## Given problem
Rewrite every item below, changing each "foil-outline-line" to "airfoil-contour-line" and leaving everything else unchanged. Omit the pictures from your answer.

Records held in a dataset:
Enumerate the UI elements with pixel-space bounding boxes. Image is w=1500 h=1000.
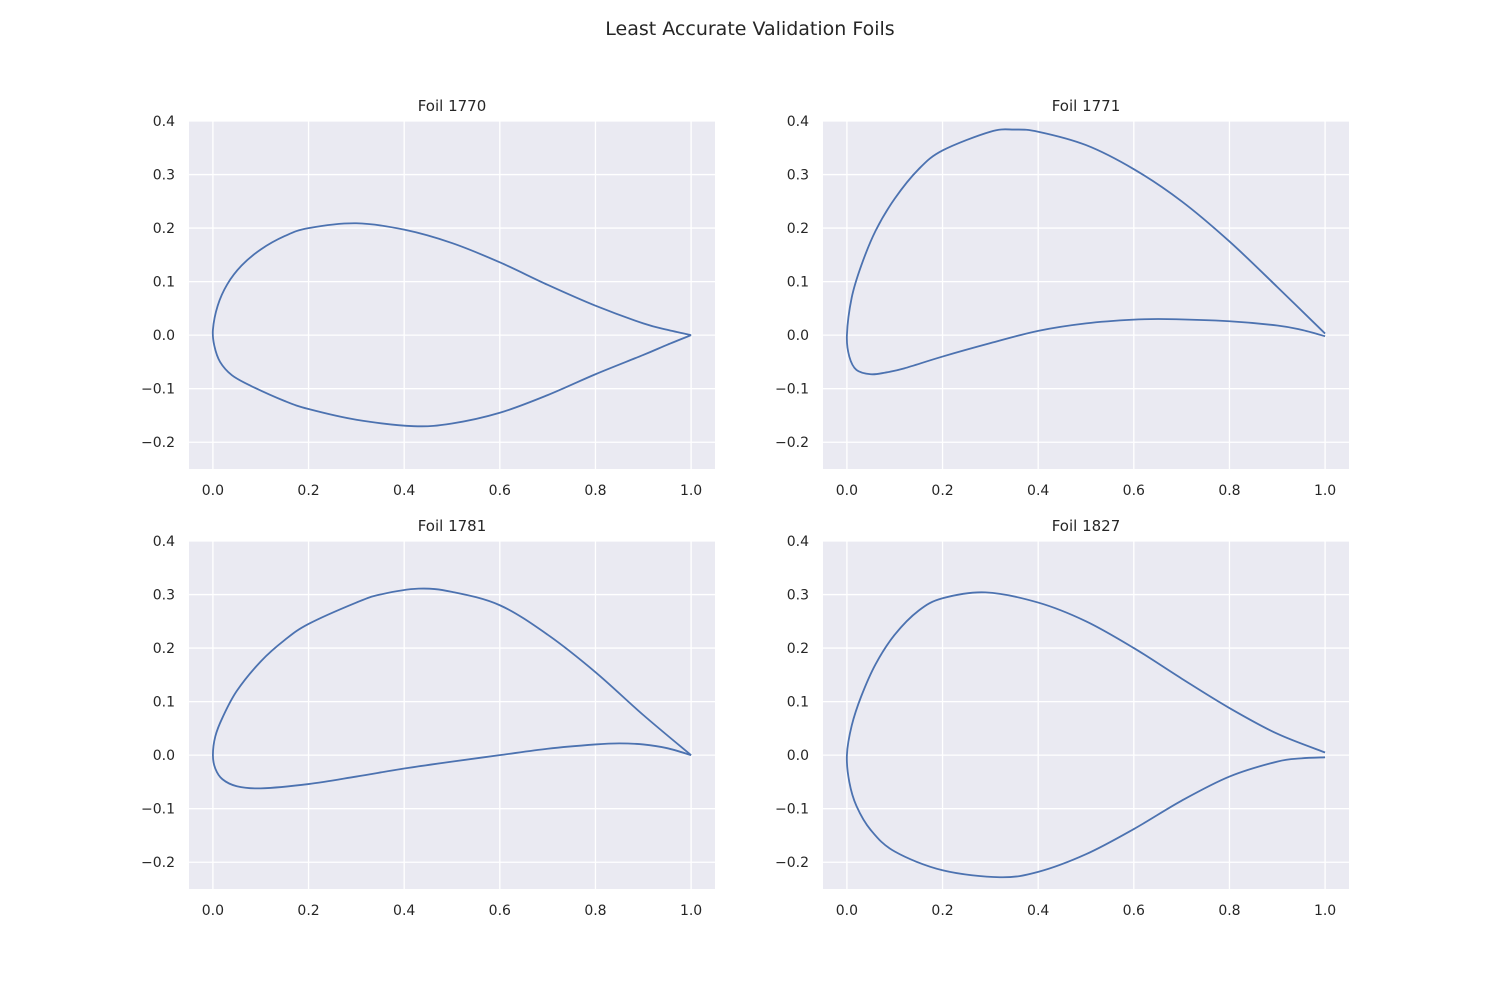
x-tick-label: 0.8 bbox=[584, 483, 606, 499]
y-tick-label: 0.1 bbox=[153, 275, 175, 291]
foil-outline-line bbox=[845, 591, 1326, 879]
y-tick-label: 0.4 bbox=[787, 114, 809, 130]
x-tick-label: 0.0 bbox=[202, 903, 224, 919]
y-tick-label: 0.2 bbox=[787, 221, 809, 237]
x-tick-label: 0.4 bbox=[393, 903, 415, 919]
y-tick-label: 0.2 bbox=[153, 641, 175, 657]
foil-outline-line bbox=[845, 128, 1326, 376]
y-tick-label: 0.4 bbox=[153, 534, 175, 550]
plot-area bbox=[189, 541, 715, 889]
x-tick-label: 0.4 bbox=[1027, 903, 1049, 919]
y-tick-label: −0.1 bbox=[775, 802, 809, 818]
x-tick-label: 0.8 bbox=[1218, 483, 1240, 499]
x-tick-label: 0.2 bbox=[297, 483, 319, 499]
subplots: 0.0 0.2 0.4 0.6 0.8 1.0 −0.2 −0.1 0.0 0.1 0.2 0.3 0.… bbox=[141, 97, 1349, 919]
y-tick-label: 0.3 bbox=[787, 588, 809, 604]
y-tick-label: 0.2 bbox=[153, 221, 175, 237]
y-tick-label: 0.0 bbox=[153, 748, 175, 764]
y-tick-label: −0.2 bbox=[141, 435, 175, 451]
y-tick-label: −0.2 bbox=[775, 435, 809, 451]
y-tick-label: −0.2 bbox=[141, 855, 175, 871]
x-tick-label: 1.0 bbox=[680, 903, 702, 919]
x-tick-label: 0.2 bbox=[931, 483, 953, 499]
x-tick-label: 1.0 bbox=[1314, 483, 1336, 499]
y-tick-label: 0.4 bbox=[153, 114, 175, 130]
y-tick-label: 0.3 bbox=[787, 168, 809, 184]
y-tick-label: 0.2 bbox=[787, 641, 809, 657]
foil-outline-line bbox=[211, 222, 692, 428]
y-tick-label: −0.1 bbox=[141, 802, 175, 818]
y-tick-label: 0.1 bbox=[153, 695, 175, 711]
x-tick-label: 0.8 bbox=[1218, 903, 1240, 919]
y-tick-label: −0.1 bbox=[141, 382, 175, 398]
subplot-title: Foil 1770 bbox=[418, 97, 487, 115]
x-tick-label: 0.6 bbox=[1123, 903, 1145, 919]
y-tick-label: 0.1 bbox=[787, 275, 809, 291]
figure-title: Least Accurate Validation Foils bbox=[605, 18, 894, 40]
y-tick-label: 0.4 bbox=[787, 534, 809, 550]
x-tick-label: 0.4 bbox=[1027, 483, 1049, 499]
subplot-1: 0.0 0.2 0.4 0.6 0.8 1.0 −0.2 −0.1 0.0 0.1 0.2 0.3 0.… bbox=[141, 97, 715, 499]
subplot-title: Foil 1827 bbox=[1052, 517, 1121, 535]
x-tick-label: 0.0 bbox=[836, 483, 858, 499]
x-tick-label: 1.0 bbox=[680, 483, 702, 499]
x-tick-label: 1.0 bbox=[1314, 903, 1336, 919]
x-tick-label: 0.6 bbox=[1123, 483, 1145, 499]
y-tick-label: 0.3 bbox=[153, 588, 175, 604]
plot-area bbox=[823, 541, 1349, 889]
x-tick-label: 0.0 bbox=[202, 483, 224, 499]
y-tick-label: −0.2 bbox=[775, 855, 809, 871]
subplot-title: Foil 1771 bbox=[1052, 97, 1121, 115]
x-tick-label: 0.6 bbox=[489, 903, 511, 919]
plot-area bbox=[823, 121, 1349, 469]
subplot-4: 0.0 0.2 0.4 0.6 0.8 1.0 −0.2 −0.1 0.0 0.1 0.2 0.3 0.… bbox=[775, 517, 1349, 919]
y-tick-label: 0.1 bbox=[787, 695, 809, 711]
y-tick-label: 0.0 bbox=[787, 748, 809, 764]
subplot-title: Foil 1781 bbox=[418, 517, 487, 535]
x-tick-label: 0.6 bbox=[489, 483, 511, 499]
subplot-2: 0.0 0.2 0.4 0.6 0.8 1.0 −0.2 −0.1 0.0 0.1 0.2 0.3 0.… bbox=[775, 97, 1349, 499]
x-tick-label: 0.0 bbox=[836, 903, 858, 919]
y-tick-label: 0.0 bbox=[787, 328, 809, 344]
y-tick-label: 0.0 bbox=[153, 328, 175, 344]
foil-outline-line bbox=[212, 587, 692, 790]
x-tick-label: 0.2 bbox=[931, 903, 953, 919]
x-tick-label: 0.2 bbox=[297, 903, 319, 919]
x-tick-label: 0.8 bbox=[584, 903, 606, 919]
y-tick-label: 0.3 bbox=[153, 168, 175, 184]
y-tick-label: −0.1 bbox=[775, 382, 809, 398]
x-tick-label: 0.4 bbox=[393, 483, 415, 499]
plot-area bbox=[189, 121, 715, 469]
subplot-3: 0.0 0.2 0.4 0.6 0.8 1.0 −0.2 −0.1 0.0 0.1 0.2 0.3 0.… bbox=[141, 517, 715, 919]
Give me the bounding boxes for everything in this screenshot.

## Reply
Enumerate the UI elements with pixel-space bounding boxes. Image is w=1500 h=1000.
x-tick-label: 0.8 bbox=[584, 483, 606, 499]
y-tick-label: 0.1 bbox=[153, 275, 175, 291]
airfoil-contour-line bbox=[845, 591, 1326, 879]
y-tick-label: 0.4 bbox=[787, 114, 809, 130]
x-tick-label: 0.0 bbox=[202, 903, 224, 919]
y-tick-label: 0.2 bbox=[787, 221, 809, 237]
x-tick-label: 0.4 bbox=[393, 903, 415, 919]
y-tick-label: 0.2 bbox=[153, 641, 175, 657]
airfoil-contour-line bbox=[845, 128, 1326, 376]
y-tick-label: 0.4 bbox=[153, 534, 175, 550]
plot-area bbox=[189, 541, 715, 889]
x-tick-label: 0.4 bbox=[1027, 903, 1049, 919]
y-tick-label: −0.1 bbox=[775, 802, 809, 818]
x-tick-label: 0.8 bbox=[1218, 483, 1240, 499]
x-tick-label: 0.2 bbox=[297, 483, 319, 499]
subplots: 0.0 0.2 0.4 0.6 0.8 1.0 −0.2 −0.1 0.0 0.1 0.2 0.3 0.… bbox=[141, 97, 1349, 919]
y-tick-label: 0.3 bbox=[787, 588, 809, 604]
y-tick-label: 0.2 bbox=[153, 221, 175, 237]
y-tick-label: 0.0 bbox=[153, 748, 175, 764]
y-tick-label: −0.2 bbox=[141, 435, 175, 451]
y-tick-label: −0.2 bbox=[775, 435, 809, 451]
y-tick-label: −0.2 bbox=[141, 855, 175, 871]
x-tick-label: 1.0 bbox=[680, 903, 702, 919]
x-tick-label: 0.2 bbox=[931, 483, 953, 499]
x-tick-label: 1.0 bbox=[1314, 483, 1336, 499]
y-tick-label: 0.4 bbox=[153, 114, 175, 130]
y-tick-label: 0.3 bbox=[787, 168, 809, 184]
y-tick-label: 0.2 bbox=[787, 641, 809, 657]
airfoil-contour-line bbox=[211, 222, 692, 428]
y-tick-label: −0.1 bbox=[141, 802, 175, 818]
y-tick-label: 0.1 bbox=[153, 695, 175, 711]
x-tick-label: 0.8 bbox=[1218, 903, 1240, 919]
y-tick-label: −0.1 bbox=[141, 382, 175, 398]
subplot-title: Foil 1770 bbox=[418, 97, 487, 115]
x-tick-label: 0.6 bbox=[1123, 903, 1145, 919]
y-tick-label: 0.1 bbox=[787, 275, 809, 291]
figure-title: Least Accurate Validation Foils bbox=[605, 18, 894, 40]
y-tick-label: 0.4 bbox=[787, 534, 809, 550]
x-tick-label: 0.4 bbox=[1027, 483, 1049, 499]
subplot-1: 0.0 0.2 0.4 0.6 0.8 1.0 −0.2 −0.1 0.0 0.1 0.2 0.3 0.… bbox=[141, 97, 715, 499]
subplot-title: Foil 1827 bbox=[1052, 517, 1121, 535]
x-tick-label: 0.0 bbox=[836, 483, 858, 499]
x-tick-label: 1.0 bbox=[680, 483, 702, 499]
x-tick-label: 1.0 bbox=[1314, 903, 1336, 919]
x-tick-label: 0.6 bbox=[1123, 483, 1145, 499]
y-tick-label: 0.3 bbox=[153, 588, 175, 604]
plot-area bbox=[823, 541, 1349, 889]
x-tick-label: 0.0 bbox=[202, 483, 224, 499]
y-tick-label: −0.2 bbox=[775, 855, 809, 871]
subplot-title: Foil 1771 bbox=[1052, 97, 1121, 115]
x-tick-label: 0.6 bbox=[489, 903, 511, 919]
plot-area bbox=[823, 121, 1349, 469]
subplot-4: 0.0 0.2 0.4 0.6 0.8 1.0 −0.2 −0.1 0.0 0.1 0.2 0.3 0.… bbox=[775, 517, 1349, 919]
y-tick-label: 0.1 bbox=[787, 695, 809, 711]
y-tick-label: 0.0 bbox=[787, 748, 809, 764]
subplot-title: Foil 1781 bbox=[418, 517, 487, 535]
x-tick-label: 0.6 bbox=[489, 483, 511, 499]
subplot-2: 0.0 0.2 0.4 0.6 0.8 1.0 −0.2 −0.1 0.0 0.1 0.2 0.3 0.… bbox=[775, 97, 1349, 499]
x-tick-label: 0.0 bbox=[836, 903, 858, 919]
y-tick-label: 0.0 bbox=[787, 328, 809, 344]
y-tick-label: 0.0 bbox=[153, 328, 175, 344]
airfoil-contour-line bbox=[212, 587, 692, 790]
x-tick-label: 0.2 bbox=[931, 903, 953, 919]
x-tick-label: 0.2 bbox=[297, 903, 319, 919]
x-tick-label: 0.8 bbox=[584, 903, 606, 919]
y-tick-label: 0.3 bbox=[153, 168, 175, 184]
y-tick-label: −0.1 bbox=[775, 382, 809, 398]
x-tick-label: 0.4 bbox=[393, 483, 415, 499]
plot-area bbox=[189, 121, 715, 469]
subplot-3: 0.0 0.2 0.4 0.6 0.8 1.0 −0.2 −0.1 0.0 0.1 0.2 0.3 0.… bbox=[141, 517, 715, 919]
Give me the bounding boxes for everything in this screenshot.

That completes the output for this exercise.